• **WHAT THE TASK REQUIRES**: Below is a block of records. Copy every line in it that contains the word "محموله".

• **DATA PROVIDED**:
-.-.-

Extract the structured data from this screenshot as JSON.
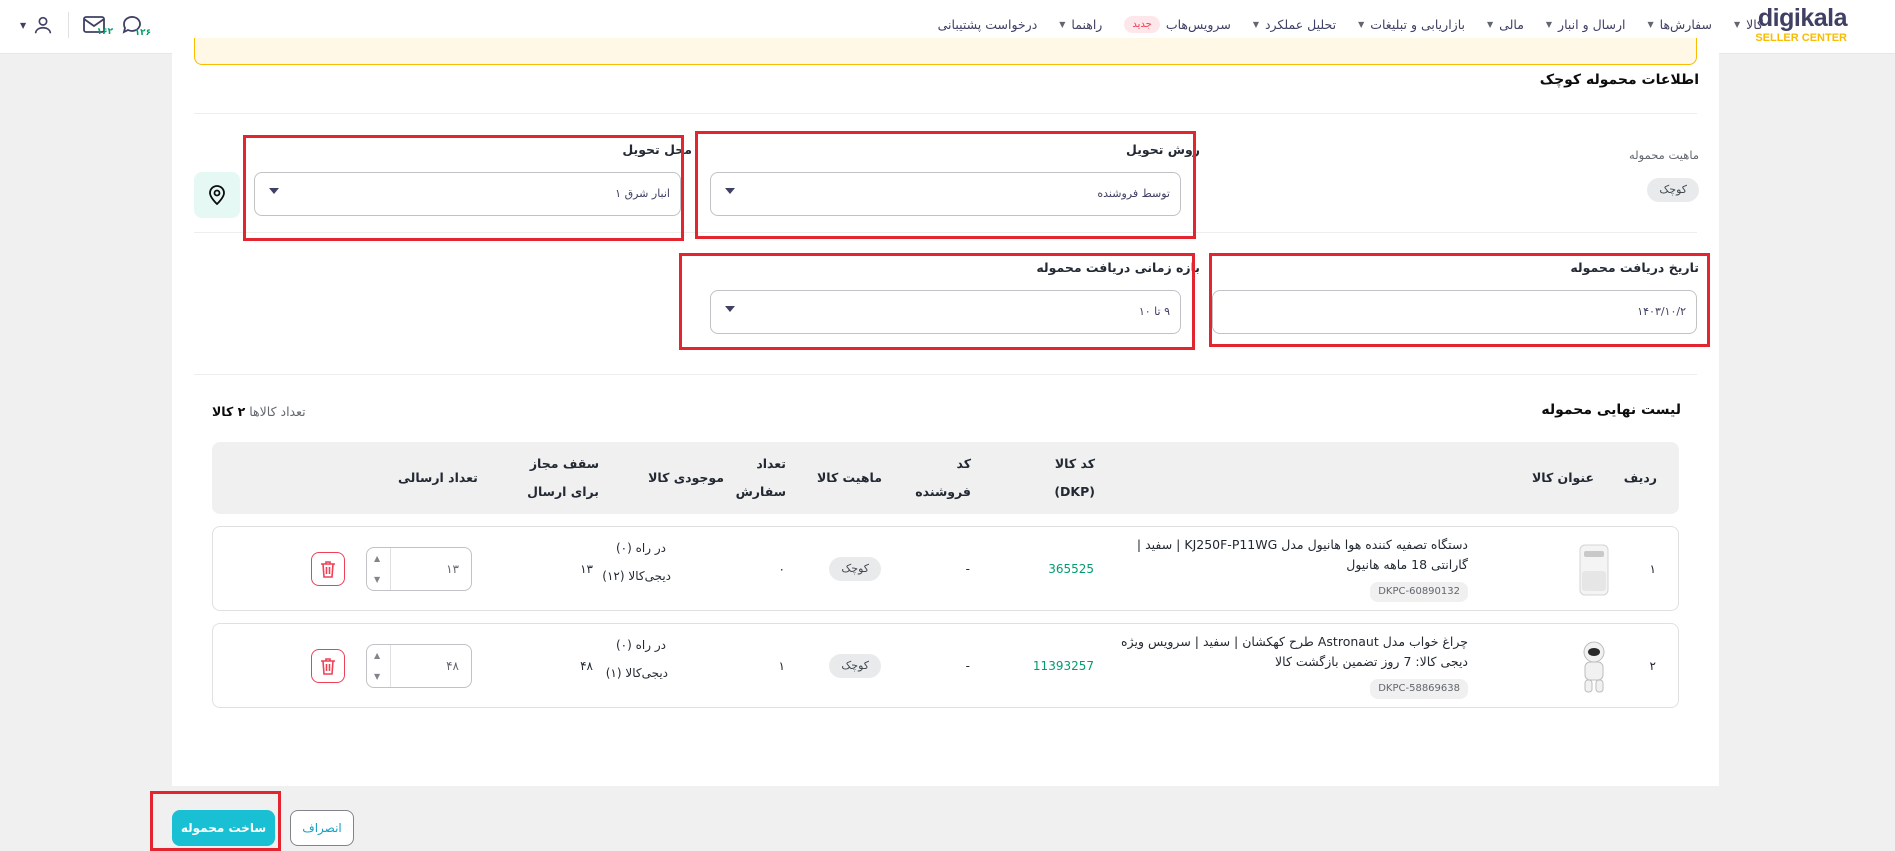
{
  "brand": {
    "name": "digikala",
    "sub": "SELLER CENTER",
    "color": "#3f4064",
    "accent": "#f9bc00"
  },
  "nav": {
    "items": [
      {
        "label": "کالا"
      },
      {
        "label": "سفارش‌ها"
      },
      {
        "label": "ارسال و انبار"
      },
      {
        "label": "مالی"
      },
      {
        "label": "بازاریابی و تبلیغات"
      },
      {
        "label": "تحلیل عملکرد"
      },
      {
        "label": "سرویس‌هاب",
        "badge": "جدید"
      },
      {
        "label": "راهنما"
      },
      {
        "label": "درخواست پشتیبانی"
      }
    ]
  },
  "top_icons": {
    "support_count": "۱۲۶",
    "messages_count": "۱۶۲"
  },
  "section": {
    "title": "اطلاعات محموله کوچک"
  },
  "form": {
    "nature_label": "ماهیت محموله",
    "nature_value": "کوچک",
    "delivery_method_label": "روش تحویل",
    "delivery_method_value": "توسط فروشنده",
    "delivery_place_label": "محل تحویل",
    "delivery_place_value": "انبار شرق ۱",
    "receive_date_label": "تاریخ دریافت محموله",
    "receive_date_value": "۱۴۰۳/۱۰/۲",
    "receive_time_label": "بازه زمانی دریافت محموله",
    "receive_time_value": "۹ تا ۱۰"
  },
  "final_list": {
    "title": "لیست نهایی محموله",
    "count_label": "تعداد کالاها",
    "count_value": "۲ کالا",
    "columns": {
      "row": "ردیف",
      "title": "عنوان کالا",
      "dkp_1": "کد کالا",
      "dkp_2": "(DKP)",
      "seller_code_1": "کد",
      "seller_code_2": "فروشنده",
      "nature": "ماهیت کالا",
      "order_count_1": "تعداد",
      "order_count_2": "سفارش",
      "stock": "موجودی کالا",
      "cap_1": "سقف مجاز",
      "cap_2": "برای ارسال",
      "send_count": "تعداد ارسالی"
    },
    "rows": [
      {
        "index": "۱",
        "title_line1": "دستگاه تصفیه کننده هوا هانیول مدل KJ250F-P11WG | سفید |",
        "title_line2": "گارانتی 18 ماهه هانیول",
        "dkpc": "DKPC-60890132",
        "dkp": "365525",
        "seller_code": "-",
        "nature": "کوچک",
        "order_count": "۰",
        "stock_line1": "در راه (۰)",
        "stock_line2": "دیجی‌کالا (۱۲)",
        "cap": "۱۳",
        "send_count": "۱۳"
      },
      {
        "index": "۲",
        "title_line1": "چراغ خواب مدل Astronaut طرح کهکشان | سفید | سرویس ویژه",
        "title_line2": "دیجی کالا: 7 روز تضمین بازگشت کالا",
        "dkpc": "DKPC-58869638",
        "dkp": "11393257",
        "seller_code": "-",
        "nature": "کوچک",
        "order_count": "۱",
        "stock_line1": "در راه (۰)",
        "stock_line2": "دیجی‌کالا (۱)",
        "cap": "۴۸",
        "send_count": "۴۸"
      }
    ]
  },
  "actions": {
    "create": "ساخت محموله",
    "cancel": "انصراف"
  },
  "colors": {
    "primary": "#19bfd3",
    "green": "#019d6e",
    "danger": "#ef4056",
    "highlight": "#e3252f"
  }
}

-.-.-

• **RESULT OF THE EXERCISE**:
    "title": "اطلاعات محموله کوچک"
    "nature_label": "ماهیت محموله",
    "receive_date_label": "تاریخ دریافت محموله",
    "receive_time_label": "بازه زمانی دریافت محموله",
    "title": "لیست نهایی محموله",
    "create": "ساخت محموله",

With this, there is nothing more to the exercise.